** What you are asked to do **
Pick out each line below containing "screenshot".

** Supplied material **
========================

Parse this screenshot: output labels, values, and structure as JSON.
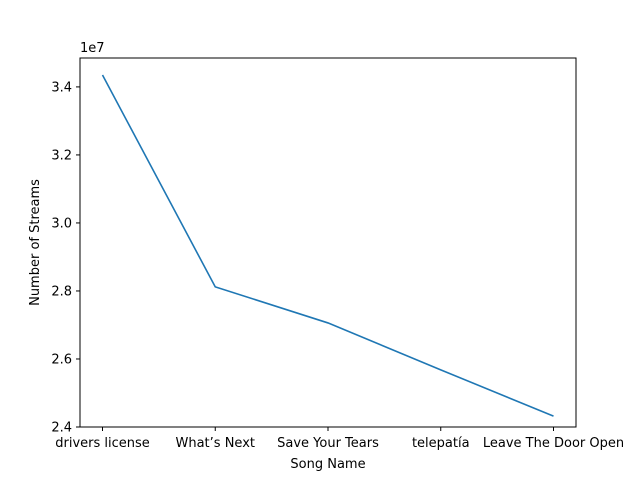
{
  "chart_data": {
    "type": "line",
    "title": "",
    "xlabel": "Song Name",
    "ylabel": "Number of Streams",
    "categories": [
      "drivers license",
      "What’s Next",
      "Save Your Tears",
      "telepatía",
      "Leave The Door Open"
    ],
    "series": [
      {
        "values": [
          34350000,
          28120000,
          27060000,
          25680000,
          24320000
        ]
      }
    ],
    "ylim": [
      24000000,
      34850000
    ],
    "yticks": [
      24000000,
      26000000,
      28000000,
      30000000,
      32000000,
      34000000
    ],
    "ytick_labels": [
      "2.4",
      "2.6",
      "2.8",
      "3.0",
      "3.2",
      "3.4"
    ],
    "y_offset_label": "1e7",
    "grid": false,
    "line_color": "#1f77b4"
  }
}
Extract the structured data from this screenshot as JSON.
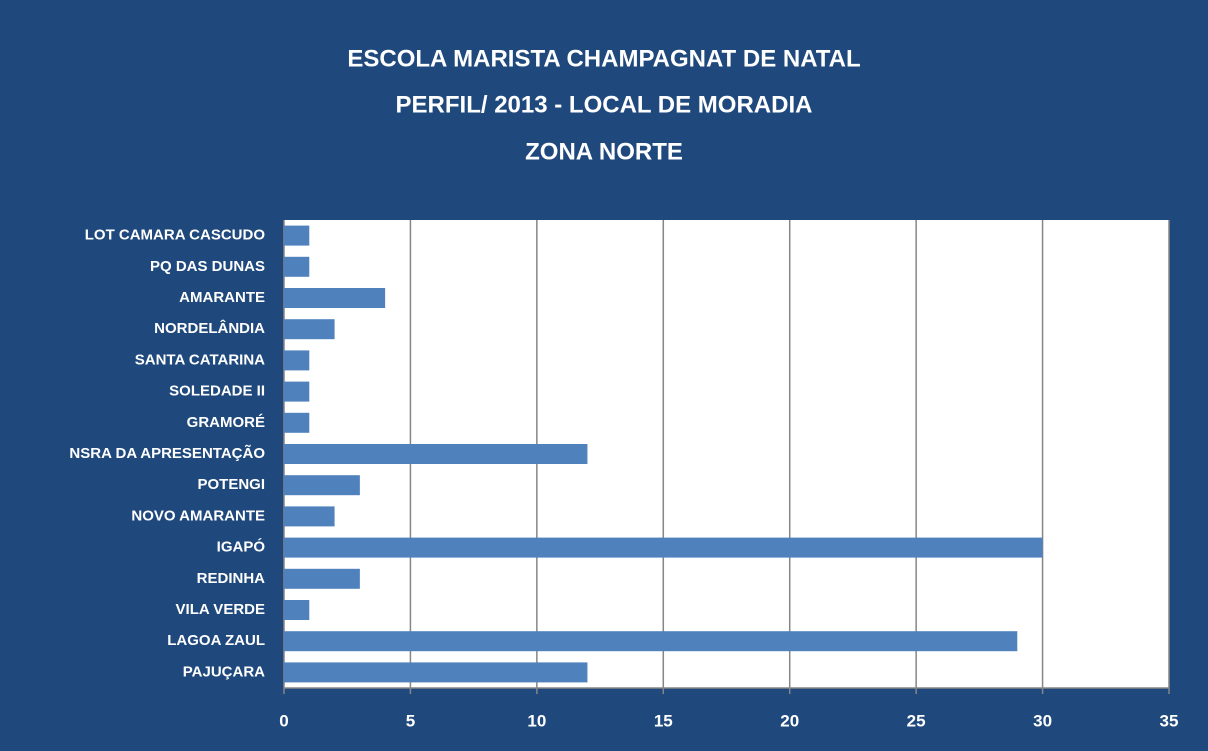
{
  "chart_data": {
    "type": "bar",
    "orientation": "horizontal",
    "title": [
      "ESCOLA MARISTA CHAMPAGNAT DE NATAL",
      "PERFIL/ 2013 - LOCAL DE MORADIA",
      "ZONA NORTE"
    ],
    "categories": [
      "LOT CAMARA CASCUDO",
      "PQ DAS DUNAS",
      "AMARANTE",
      "NORDELÂNDIA",
      "SANTA CATARINA",
      "SOLEDADE II",
      "GRAMORÉ",
      "NSRA DA APRESENTAÇÃO",
      "POTENGI",
      "NOVO AMARANTE",
      "IGAPÓ",
      "REDINHA",
      "VILA VERDE",
      "LAGOA ZAUL",
      "PAJUÇARA"
    ],
    "values": [
      1,
      1,
      4,
      2,
      1,
      1,
      1,
      12,
      3,
      2,
      30,
      3,
      1,
      29,
      12
    ],
    "color": "#4f81bd",
    "xlim": [
      0,
      35
    ],
    "xticks": [
      0,
      5,
      10,
      15,
      20,
      25,
      30,
      35
    ],
    "grid": true
  }
}
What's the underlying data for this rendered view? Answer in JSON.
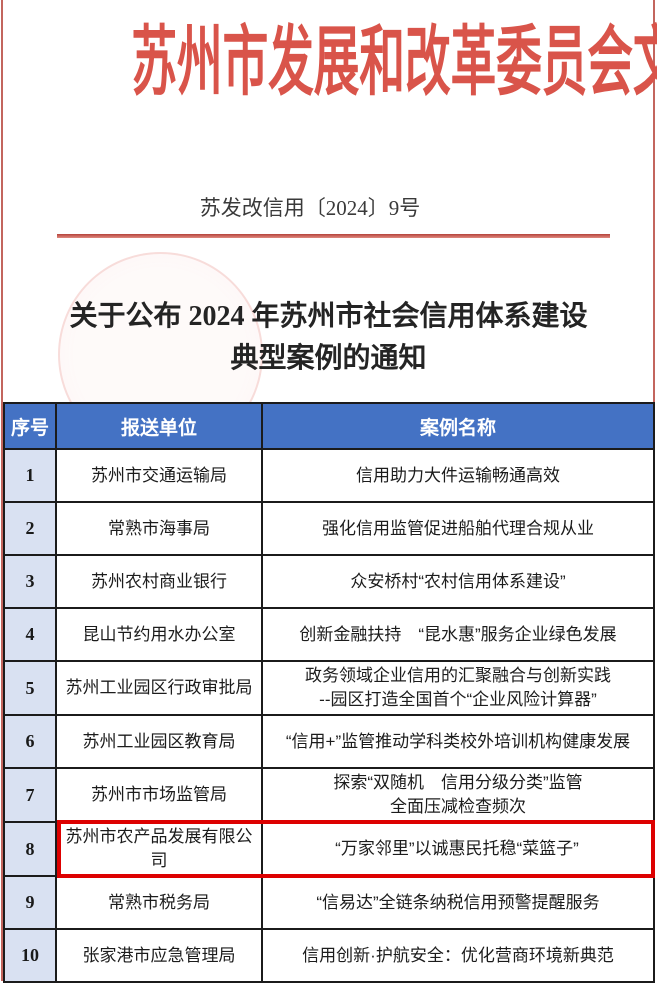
{
  "page": {
    "header_title": "苏州市发展和改革委员会文件",
    "doc_number": "苏发改信用〔2024〕9号",
    "notice_title_line1": "关于公布 2024 年苏州市社会信用体系建设",
    "notice_title_line2": "典型案例的通知"
  },
  "colors": {
    "header_red": "#d9544a",
    "rule_red": "#b94a42",
    "table_header_blue": "#4472c4",
    "seq_col_bg": "#d9e1f2",
    "highlight_red": "#dd0000"
  },
  "table": {
    "columns": [
      "序号",
      "报送单位",
      "案例名称"
    ],
    "rows": [
      {
        "seq": "1",
        "unit": "苏州市交通运输局",
        "case": "信用助力大件运输畅通高效",
        "highlighted": false
      },
      {
        "seq": "2",
        "unit": "常熟市海事局",
        "case": "强化信用监管促进船舶代理合规从业",
        "highlighted": false
      },
      {
        "seq": "3",
        "unit": "苏州农村商业银行",
        "case": "众安桥村“农村信用体系建设”",
        "highlighted": false
      },
      {
        "seq": "4",
        "unit": "昆山节约用水办公室",
        "case": "创新金融扶持　“昆水惠”服务企业绿色发展",
        "highlighted": false
      },
      {
        "seq": "5",
        "unit": "苏州工业园区行政审批局",
        "case": "政务领域企业信用的汇聚融合与创新实践\n--园区打造全国首个“企业风险计算器”",
        "highlighted": false
      },
      {
        "seq": "6",
        "unit": "苏州工业园区教育局",
        "case": "“信用+”监管推动学科类校外培训机构健康发展",
        "highlighted": false
      },
      {
        "seq": "7",
        "unit": "苏州市市场监管局",
        "case": "探索“双随机　信用分级分类”监管\n全面压减检查频次",
        "highlighted": false
      },
      {
        "seq": "8",
        "unit": "苏州市农产品发展有限公司",
        "case": "“万家邻里”以诚惠民托稳“菜篮子”",
        "highlighted": true
      },
      {
        "seq": "9",
        "unit": "常熟市税务局",
        "case": "“信易达”全链条纳税信用预警提醒服务",
        "highlighted": false
      },
      {
        "seq": "10",
        "unit": "张家港市应急管理局",
        "case": "信用创新·护航安全：优化营商环境新典范",
        "highlighted": false
      }
    ]
  }
}
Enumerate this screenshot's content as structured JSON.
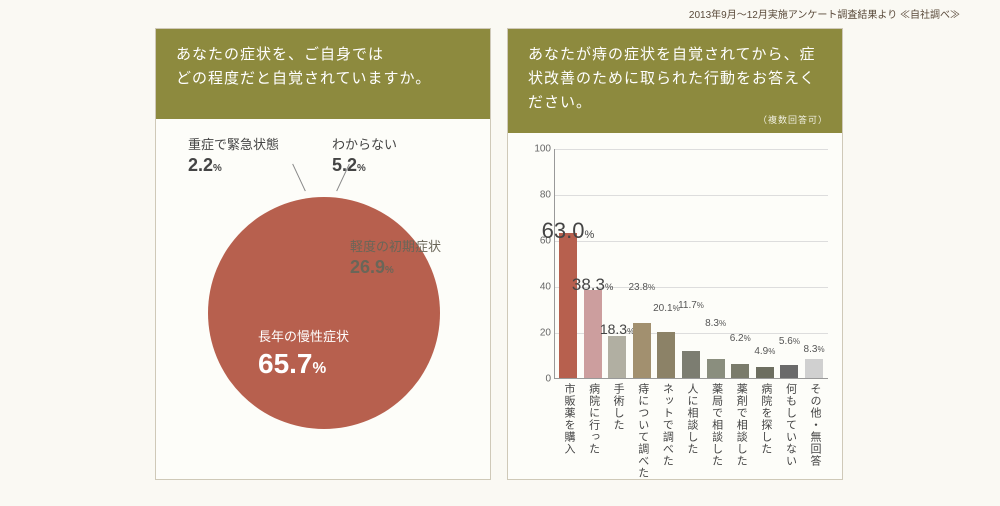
{
  "caption": "2013年9月〜12月実施アンケート調査結果より ≪自社調べ≫",
  "colors": {
    "panel_title_bg": "#8d8a3e",
    "panel_bg": "#fdfdf9",
    "panel_border": "#cfc9b8",
    "body_bg": "#faf9f3"
  },
  "pie": {
    "title": "あなたの症状を、ご自身では\nどの程度だと自覚されていますか。",
    "slices": [
      {
        "label": "長年の慢性症状",
        "value": 65.7,
        "color": "#b7604e"
      },
      {
        "label": "軽度の初期症状",
        "value": 26.9,
        "color": "#ece8d7"
      },
      {
        "label": "わからない",
        "value": 5.2,
        "color": "#bfbfbf"
      },
      {
        "label": "重症で緊急状態",
        "value": 2.2,
        "color": "#8d8a3e"
      }
    ]
  },
  "bar": {
    "title": "あなたが痔の症状を自覚されてから、症状改善のために取られた行動をお答えください。",
    "note": "（複数回答可）",
    "ylim": [
      0,
      100
    ],
    "ytick_step": 20,
    "items": [
      {
        "label": "市販薬を購入",
        "value": 63.0,
        "color": "#b7604e",
        "valsize": "big"
      },
      {
        "label": "病院に行った",
        "value": 38.3,
        "color": "#cc9e9e",
        "valsize": "med"
      },
      {
        "label": "手術した",
        "value": 18.3,
        "color": "#b1afa2",
        "valsize": "sm"
      },
      {
        "label": "痔について調べた",
        "value": 23.8,
        "color": "#a2906f",
        "valsize": ""
      },
      {
        "label": "ネットで調べた",
        "value": 20.1,
        "color": "#8c8267",
        "valsize": ""
      },
      {
        "label": "人に相談した",
        "value": 11.7,
        "color": "#7c7d71",
        "valsize": ""
      },
      {
        "label": "薬局で相談した",
        "value": 8.3,
        "color": "#8a8e7e",
        "valsize": ""
      },
      {
        "label": "薬剤で相談した",
        "value": 6.2,
        "color": "#7a7b6b",
        "valsize": ""
      },
      {
        "label": "病院を探した",
        "value": 4.9,
        "color": "#6d6e60",
        "valsize": ""
      },
      {
        "label": "何もしていない",
        "value": 5.6,
        "color": "#6a6a6a",
        "valsize": ""
      },
      {
        "label": "その他・無回答",
        "value": 8.3,
        "color": "#d0d0d0",
        "valsize": ""
      }
    ]
  }
}
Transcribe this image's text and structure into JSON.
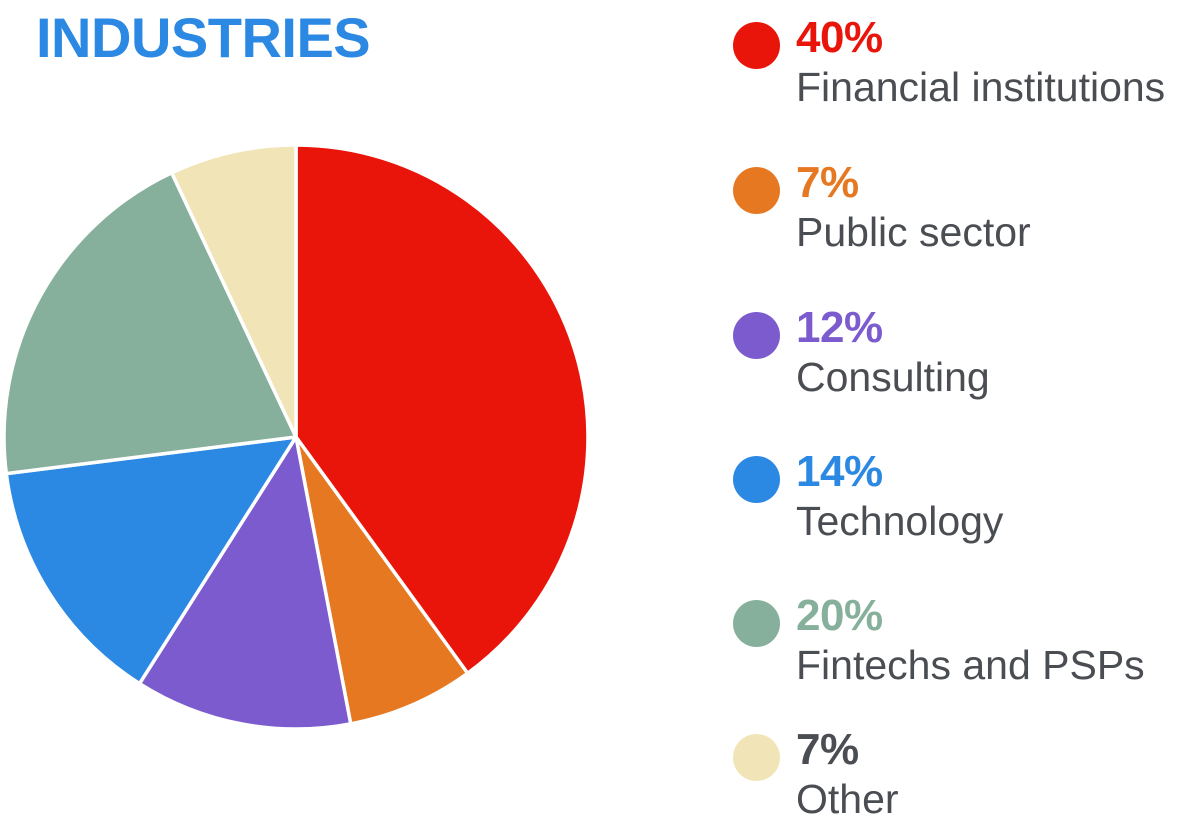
{
  "title": "INDUSTRIES",
  "colors": {
    "title": "#2b88e3",
    "label_text": "#4a4d52",
    "slice_border": "#ffffff"
  },
  "legend": [
    {
      "pct": "40%",
      "label": "Financial institutions",
      "color": "#e9150b",
      "pct_color": "#e9150b"
    },
    {
      "pct": "7%",
      "label": "Public sector",
      "color": "#e67822",
      "pct_color": "#e67822"
    },
    {
      "pct": "12%",
      "label": "Consulting",
      "color": "#7b5bcd",
      "pct_color": "#7b5bcd"
    },
    {
      "pct": "14%",
      "label": "Technology",
      "color": "#2b88e3",
      "pct_color": "#2b88e3"
    },
    {
      "pct": "20%",
      "label": "Fintechs and PSPs",
      "color": "#86b09b",
      "pct_color": "#86b09b"
    },
    {
      "pct": "7%",
      "label": "Other",
      "color": "#f1e4b6",
      "pct_color": "#4a4d52"
    }
  ],
  "chart_data": {
    "type": "pie",
    "title": "INDUSTRIES",
    "categories": [
      "Financial institutions",
      "Public sector",
      "Consulting",
      "Technology",
      "Fintechs and PSPs",
      "Other"
    ],
    "values": [
      40,
      7,
      12,
      14,
      20,
      7
    ],
    "unit": "%",
    "colors": [
      "#e9150b",
      "#e67822",
      "#7b5bcd",
      "#2b88e3",
      "#86b09b",
      "#f1e4b6"
    ],
    "start_angle": "12 o'clock",
    "direction": "clockwise",
    "legend_position": "right",
    "grid": false
  }
}
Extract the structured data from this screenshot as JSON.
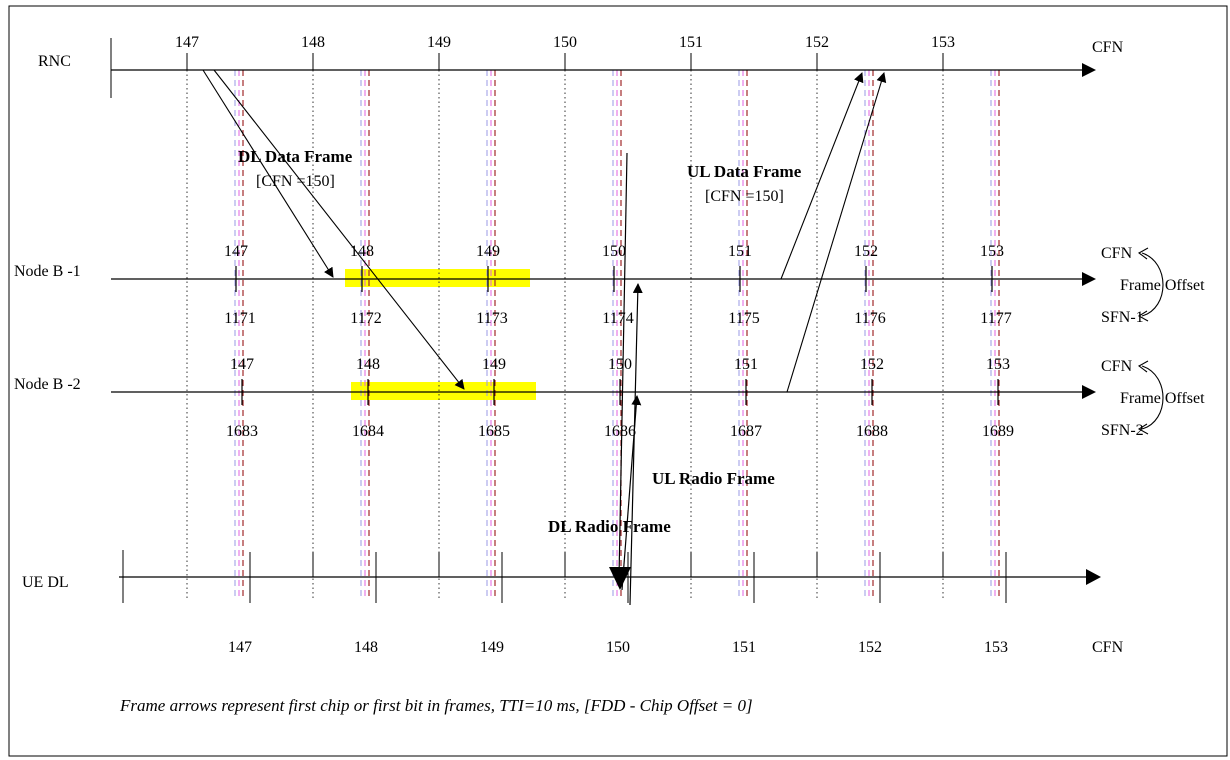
{
  "rnc": {
    "label": "RNC",
    "axis_label": "CFN",
    "ticks": [
      "147",
      "148",
      "149",
      "150",
      "151",
      "152",
      "153"
    ]
  },
  "nodeb1": {
    "label": "Node B -1",
    "cfn_ticks": [
      "147",
      "148",
      "149",
      "150",
      "151",
      "152",
      "153"
    ],
    "sfn_ticks": [
      "1171",
      "1172",
      "1173",
      "1174",
      "1175",
      "1176",
      "1177"
    ],
    "right_top": "CFN",
    "right_mid": "Frame Offset",
    "right_bottom": "SFN-1"
  },
  "nodeb2": {
    "label": "Node B -2",
    "cfn_ticks": [
      "147",
      "148",
      "149",
      "150",
      "151",
      "152",
      "153"
    ],
    "sfn_ticks": [
      "1683",
      "1684",
      "1685",
      "1686",
      "1687",
      "1688",
      "1689"
    ],
    "right_top": "CFN",
    "right_mid": "Frame Offset",
    "right_bottom": "SFN-2"
  },
  "ue": {
    "label": "UE DL",
    "ticks": [
      "147",
      "148",
      "149",
      "150",
      "151",
      "152",
      "153"
    ],
    "axis_label": "CFN"
  },
  "annotations": {
    "dl_data_title": "DL Data Frame",
    "dl_data_sub": "[CFN =150]",
    "ul_data_title": "UL Data Frame",
    "ul_data_sub": "[CFN =150]",
    "ul_radio": "UL Radio Frame",
    "dl_radio": "DL Radio Frame"
  },
  "caption": "Frame arrows represent first chip or first bit in frames, TTI=10 ms, [FDD - Chip Offset = 0]",
  "colors": {
    "highlight": "#ffff00",
    "red_dash": "#a0282a",
    "pink_dash": "#e060e0",
    "lilac_dash": "#9a9ae6"
  }
}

========================

** Response for this exercise **
Parse this screenshot: output labels, values, and structure as JSON.
Extract the structured data from this screenshot as JSON.
Enumerate this screenshot's content as structured JSON.
Extract the structured data from this screenshot as JSON.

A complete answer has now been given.